:: Requirements ::
Copy out each line containing "onclick" from the entries below.

:: Records for this task ::
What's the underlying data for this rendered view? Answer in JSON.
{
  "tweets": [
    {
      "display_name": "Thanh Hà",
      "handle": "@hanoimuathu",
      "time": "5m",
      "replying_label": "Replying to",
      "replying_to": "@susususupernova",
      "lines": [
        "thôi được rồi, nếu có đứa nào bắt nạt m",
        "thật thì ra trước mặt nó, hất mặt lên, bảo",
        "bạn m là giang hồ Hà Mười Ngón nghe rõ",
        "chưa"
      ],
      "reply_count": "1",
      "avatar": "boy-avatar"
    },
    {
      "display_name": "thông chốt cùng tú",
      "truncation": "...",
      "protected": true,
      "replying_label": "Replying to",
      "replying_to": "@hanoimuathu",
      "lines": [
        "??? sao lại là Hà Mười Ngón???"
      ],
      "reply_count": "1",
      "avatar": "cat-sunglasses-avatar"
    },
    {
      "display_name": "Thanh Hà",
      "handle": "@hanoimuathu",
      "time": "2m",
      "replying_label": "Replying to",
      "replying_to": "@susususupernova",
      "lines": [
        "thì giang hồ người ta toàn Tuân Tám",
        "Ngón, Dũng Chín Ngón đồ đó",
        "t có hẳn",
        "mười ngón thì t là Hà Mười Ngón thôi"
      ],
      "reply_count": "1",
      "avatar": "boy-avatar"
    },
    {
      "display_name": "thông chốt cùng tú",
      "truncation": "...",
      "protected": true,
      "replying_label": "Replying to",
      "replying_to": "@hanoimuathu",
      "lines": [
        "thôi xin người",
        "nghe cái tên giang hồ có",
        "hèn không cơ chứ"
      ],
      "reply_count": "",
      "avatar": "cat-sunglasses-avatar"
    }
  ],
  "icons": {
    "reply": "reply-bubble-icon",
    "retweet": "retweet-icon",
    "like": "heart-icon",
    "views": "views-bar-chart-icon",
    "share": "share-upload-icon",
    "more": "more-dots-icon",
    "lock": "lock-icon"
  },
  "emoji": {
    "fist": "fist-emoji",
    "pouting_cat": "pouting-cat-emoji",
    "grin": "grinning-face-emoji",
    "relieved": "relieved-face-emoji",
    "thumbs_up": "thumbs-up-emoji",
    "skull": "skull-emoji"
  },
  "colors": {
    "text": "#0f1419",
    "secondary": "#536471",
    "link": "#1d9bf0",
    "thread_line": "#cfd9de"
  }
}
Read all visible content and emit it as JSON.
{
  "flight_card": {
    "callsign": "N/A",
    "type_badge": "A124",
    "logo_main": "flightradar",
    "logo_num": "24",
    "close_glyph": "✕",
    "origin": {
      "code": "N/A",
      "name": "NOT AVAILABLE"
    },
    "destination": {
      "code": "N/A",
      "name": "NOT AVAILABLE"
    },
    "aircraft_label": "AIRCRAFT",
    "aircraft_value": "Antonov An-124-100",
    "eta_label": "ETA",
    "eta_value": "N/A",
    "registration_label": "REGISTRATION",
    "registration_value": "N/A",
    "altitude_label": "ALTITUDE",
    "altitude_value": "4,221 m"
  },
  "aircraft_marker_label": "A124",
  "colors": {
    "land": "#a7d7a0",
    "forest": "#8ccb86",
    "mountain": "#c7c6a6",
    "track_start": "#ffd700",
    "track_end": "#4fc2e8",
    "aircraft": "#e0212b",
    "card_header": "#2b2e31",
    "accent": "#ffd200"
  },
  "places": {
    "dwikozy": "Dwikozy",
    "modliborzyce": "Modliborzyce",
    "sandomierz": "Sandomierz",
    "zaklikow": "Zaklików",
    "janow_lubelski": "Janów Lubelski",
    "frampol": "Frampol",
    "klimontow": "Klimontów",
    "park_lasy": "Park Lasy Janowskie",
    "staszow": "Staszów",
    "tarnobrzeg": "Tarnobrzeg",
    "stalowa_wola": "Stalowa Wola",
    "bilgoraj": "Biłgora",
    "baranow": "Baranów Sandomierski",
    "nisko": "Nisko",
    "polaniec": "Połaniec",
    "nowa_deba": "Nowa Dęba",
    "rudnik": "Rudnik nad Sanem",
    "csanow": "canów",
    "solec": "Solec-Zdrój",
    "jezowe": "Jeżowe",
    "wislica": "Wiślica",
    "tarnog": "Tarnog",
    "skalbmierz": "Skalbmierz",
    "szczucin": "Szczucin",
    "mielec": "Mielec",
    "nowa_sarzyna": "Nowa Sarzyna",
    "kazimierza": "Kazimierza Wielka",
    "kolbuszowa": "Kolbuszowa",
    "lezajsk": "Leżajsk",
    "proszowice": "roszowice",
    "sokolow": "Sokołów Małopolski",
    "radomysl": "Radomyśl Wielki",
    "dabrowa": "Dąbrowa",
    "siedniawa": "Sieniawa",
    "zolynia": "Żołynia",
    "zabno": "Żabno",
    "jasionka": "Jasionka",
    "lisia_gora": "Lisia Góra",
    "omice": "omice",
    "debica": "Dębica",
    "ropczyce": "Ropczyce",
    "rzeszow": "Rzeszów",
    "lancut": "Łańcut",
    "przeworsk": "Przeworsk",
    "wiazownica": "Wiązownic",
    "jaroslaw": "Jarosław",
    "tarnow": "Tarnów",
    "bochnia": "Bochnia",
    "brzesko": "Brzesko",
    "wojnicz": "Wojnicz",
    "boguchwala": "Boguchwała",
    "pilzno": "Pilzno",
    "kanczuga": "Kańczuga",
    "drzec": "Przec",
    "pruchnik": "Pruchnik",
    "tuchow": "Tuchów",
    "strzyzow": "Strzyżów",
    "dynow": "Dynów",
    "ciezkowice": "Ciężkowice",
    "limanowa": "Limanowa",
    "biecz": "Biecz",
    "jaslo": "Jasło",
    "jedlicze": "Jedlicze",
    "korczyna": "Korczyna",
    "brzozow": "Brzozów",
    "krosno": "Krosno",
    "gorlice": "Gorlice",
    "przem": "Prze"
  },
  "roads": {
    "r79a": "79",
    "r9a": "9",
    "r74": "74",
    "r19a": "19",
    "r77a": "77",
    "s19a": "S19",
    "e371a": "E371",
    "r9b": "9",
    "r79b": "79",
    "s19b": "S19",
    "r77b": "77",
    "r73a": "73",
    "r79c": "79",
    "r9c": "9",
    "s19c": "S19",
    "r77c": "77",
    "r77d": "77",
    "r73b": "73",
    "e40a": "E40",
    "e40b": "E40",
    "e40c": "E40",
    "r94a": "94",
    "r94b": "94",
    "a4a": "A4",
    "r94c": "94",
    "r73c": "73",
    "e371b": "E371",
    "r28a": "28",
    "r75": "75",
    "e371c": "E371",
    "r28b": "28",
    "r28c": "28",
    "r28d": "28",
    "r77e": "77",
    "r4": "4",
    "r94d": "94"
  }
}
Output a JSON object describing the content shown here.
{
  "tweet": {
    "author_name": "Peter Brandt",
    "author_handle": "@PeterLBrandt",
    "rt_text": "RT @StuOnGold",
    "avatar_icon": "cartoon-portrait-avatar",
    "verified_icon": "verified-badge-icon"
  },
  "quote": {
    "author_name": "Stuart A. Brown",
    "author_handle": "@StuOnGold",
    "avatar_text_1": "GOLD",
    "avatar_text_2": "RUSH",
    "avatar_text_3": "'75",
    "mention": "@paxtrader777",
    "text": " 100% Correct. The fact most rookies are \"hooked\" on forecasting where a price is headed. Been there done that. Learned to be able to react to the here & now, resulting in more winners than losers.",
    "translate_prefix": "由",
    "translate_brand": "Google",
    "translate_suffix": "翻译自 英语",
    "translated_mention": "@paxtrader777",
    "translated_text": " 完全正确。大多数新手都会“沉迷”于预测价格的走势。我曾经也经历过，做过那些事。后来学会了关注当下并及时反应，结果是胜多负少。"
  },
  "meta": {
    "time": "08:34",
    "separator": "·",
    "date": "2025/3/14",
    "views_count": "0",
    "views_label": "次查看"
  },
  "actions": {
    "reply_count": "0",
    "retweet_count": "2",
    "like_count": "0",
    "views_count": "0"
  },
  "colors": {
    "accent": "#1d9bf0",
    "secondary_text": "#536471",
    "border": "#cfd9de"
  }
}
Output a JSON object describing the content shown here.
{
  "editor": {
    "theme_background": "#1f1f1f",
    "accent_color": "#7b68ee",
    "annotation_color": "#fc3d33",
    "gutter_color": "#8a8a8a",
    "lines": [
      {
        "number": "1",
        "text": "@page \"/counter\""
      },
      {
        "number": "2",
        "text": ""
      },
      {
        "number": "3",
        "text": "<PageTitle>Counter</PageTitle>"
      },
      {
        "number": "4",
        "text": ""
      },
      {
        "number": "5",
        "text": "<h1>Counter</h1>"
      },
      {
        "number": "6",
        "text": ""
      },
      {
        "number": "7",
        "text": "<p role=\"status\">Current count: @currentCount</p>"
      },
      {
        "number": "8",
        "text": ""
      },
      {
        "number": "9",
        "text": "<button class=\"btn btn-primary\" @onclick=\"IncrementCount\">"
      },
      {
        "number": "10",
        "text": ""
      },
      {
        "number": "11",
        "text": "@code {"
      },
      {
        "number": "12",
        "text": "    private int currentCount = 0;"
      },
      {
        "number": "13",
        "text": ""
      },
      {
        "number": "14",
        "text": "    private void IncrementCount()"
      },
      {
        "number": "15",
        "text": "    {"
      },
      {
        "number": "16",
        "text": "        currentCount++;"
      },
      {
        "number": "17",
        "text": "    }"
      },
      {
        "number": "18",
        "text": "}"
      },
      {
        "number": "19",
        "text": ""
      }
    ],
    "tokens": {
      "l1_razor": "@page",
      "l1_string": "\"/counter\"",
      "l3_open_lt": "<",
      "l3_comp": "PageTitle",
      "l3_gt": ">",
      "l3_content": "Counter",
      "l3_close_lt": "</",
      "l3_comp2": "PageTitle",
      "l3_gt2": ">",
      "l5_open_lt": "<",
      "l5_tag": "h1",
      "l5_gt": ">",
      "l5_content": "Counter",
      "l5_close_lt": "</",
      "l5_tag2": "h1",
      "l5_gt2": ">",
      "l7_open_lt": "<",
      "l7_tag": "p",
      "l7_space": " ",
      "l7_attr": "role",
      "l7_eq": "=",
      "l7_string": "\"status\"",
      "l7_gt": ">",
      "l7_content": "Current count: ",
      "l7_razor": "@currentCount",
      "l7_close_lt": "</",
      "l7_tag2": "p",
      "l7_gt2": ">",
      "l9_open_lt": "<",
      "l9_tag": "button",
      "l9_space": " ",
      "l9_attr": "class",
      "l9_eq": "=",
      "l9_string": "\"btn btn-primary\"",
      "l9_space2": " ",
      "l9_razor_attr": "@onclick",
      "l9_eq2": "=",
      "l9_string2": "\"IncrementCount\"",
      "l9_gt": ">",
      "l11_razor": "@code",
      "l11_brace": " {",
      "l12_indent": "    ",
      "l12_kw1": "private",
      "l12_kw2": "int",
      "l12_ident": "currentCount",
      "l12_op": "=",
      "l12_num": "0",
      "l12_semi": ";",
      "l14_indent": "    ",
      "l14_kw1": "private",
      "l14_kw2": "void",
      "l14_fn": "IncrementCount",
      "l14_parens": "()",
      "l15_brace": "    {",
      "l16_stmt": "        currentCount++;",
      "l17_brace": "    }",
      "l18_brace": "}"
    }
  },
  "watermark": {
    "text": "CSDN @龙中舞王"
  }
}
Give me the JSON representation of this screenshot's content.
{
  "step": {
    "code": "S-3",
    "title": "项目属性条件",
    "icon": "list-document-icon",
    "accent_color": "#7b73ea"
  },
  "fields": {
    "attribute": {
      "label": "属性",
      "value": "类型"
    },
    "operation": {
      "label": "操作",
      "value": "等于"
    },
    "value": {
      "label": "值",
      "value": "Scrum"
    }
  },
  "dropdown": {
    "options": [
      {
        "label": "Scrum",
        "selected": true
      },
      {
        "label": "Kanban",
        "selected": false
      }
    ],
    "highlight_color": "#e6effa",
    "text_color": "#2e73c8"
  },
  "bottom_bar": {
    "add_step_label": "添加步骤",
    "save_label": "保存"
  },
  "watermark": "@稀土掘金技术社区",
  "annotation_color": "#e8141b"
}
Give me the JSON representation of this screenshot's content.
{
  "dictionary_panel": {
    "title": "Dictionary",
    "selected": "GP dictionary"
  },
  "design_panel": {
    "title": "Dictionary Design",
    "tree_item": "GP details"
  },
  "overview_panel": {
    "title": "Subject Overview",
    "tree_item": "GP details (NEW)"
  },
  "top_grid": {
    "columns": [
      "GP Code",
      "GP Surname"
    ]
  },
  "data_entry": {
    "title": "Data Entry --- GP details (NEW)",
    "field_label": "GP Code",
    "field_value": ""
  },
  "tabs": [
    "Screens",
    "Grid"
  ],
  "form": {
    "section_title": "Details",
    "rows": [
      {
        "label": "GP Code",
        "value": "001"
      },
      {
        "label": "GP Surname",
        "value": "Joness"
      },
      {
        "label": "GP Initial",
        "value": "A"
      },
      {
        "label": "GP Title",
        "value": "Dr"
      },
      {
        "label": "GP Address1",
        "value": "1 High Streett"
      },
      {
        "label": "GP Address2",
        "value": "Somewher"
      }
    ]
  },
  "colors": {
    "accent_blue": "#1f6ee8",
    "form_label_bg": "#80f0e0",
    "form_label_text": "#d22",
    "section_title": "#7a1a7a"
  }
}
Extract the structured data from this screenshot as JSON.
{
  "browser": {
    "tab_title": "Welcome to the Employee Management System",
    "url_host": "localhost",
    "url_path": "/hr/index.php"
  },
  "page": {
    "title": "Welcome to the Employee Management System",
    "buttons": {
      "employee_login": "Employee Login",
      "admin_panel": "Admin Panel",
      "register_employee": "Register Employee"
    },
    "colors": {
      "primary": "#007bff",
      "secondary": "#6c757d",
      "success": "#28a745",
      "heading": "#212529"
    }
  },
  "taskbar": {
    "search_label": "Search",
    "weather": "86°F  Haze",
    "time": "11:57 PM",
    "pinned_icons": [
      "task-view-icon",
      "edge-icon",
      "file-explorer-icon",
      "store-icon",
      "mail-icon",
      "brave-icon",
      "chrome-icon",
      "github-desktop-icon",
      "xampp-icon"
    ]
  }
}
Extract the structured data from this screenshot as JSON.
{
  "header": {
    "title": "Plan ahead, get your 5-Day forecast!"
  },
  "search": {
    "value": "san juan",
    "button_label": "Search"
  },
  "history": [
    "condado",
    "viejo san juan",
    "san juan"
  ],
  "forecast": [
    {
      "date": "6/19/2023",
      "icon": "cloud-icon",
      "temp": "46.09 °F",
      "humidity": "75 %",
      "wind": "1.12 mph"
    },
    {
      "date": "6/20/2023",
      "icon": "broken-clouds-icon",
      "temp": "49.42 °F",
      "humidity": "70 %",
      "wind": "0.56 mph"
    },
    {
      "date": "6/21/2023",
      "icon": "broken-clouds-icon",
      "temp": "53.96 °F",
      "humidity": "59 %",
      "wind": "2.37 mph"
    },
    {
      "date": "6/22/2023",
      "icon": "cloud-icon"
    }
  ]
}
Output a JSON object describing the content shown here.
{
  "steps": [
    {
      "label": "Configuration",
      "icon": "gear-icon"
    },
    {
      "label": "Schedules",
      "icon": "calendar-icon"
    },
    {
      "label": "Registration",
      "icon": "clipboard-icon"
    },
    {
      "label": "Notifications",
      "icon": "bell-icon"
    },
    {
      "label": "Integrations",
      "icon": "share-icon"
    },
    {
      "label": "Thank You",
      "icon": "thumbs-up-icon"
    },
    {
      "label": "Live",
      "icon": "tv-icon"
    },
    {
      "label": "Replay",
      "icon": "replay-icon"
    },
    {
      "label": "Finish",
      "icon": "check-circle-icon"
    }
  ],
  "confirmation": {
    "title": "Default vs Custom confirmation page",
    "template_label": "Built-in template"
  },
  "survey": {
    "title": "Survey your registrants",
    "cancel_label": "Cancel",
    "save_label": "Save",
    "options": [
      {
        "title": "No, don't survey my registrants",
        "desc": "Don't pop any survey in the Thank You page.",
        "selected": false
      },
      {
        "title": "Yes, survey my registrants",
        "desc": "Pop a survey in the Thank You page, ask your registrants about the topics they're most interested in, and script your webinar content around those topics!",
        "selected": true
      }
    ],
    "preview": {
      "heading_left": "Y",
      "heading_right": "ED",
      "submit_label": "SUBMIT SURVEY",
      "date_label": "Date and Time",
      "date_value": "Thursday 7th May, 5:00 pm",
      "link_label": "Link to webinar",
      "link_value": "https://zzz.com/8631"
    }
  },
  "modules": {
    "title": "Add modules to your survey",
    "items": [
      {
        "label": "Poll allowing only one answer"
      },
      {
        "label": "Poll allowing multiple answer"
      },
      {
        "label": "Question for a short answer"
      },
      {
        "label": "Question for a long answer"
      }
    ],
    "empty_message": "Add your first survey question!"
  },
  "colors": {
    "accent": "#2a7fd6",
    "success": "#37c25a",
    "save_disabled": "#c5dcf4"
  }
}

:: Worked solution ::
        "text": "<button class=\"btn btn-primary\" @onclick=\"IncrementCount\">"
      "l9_razor_attr": "@onclick",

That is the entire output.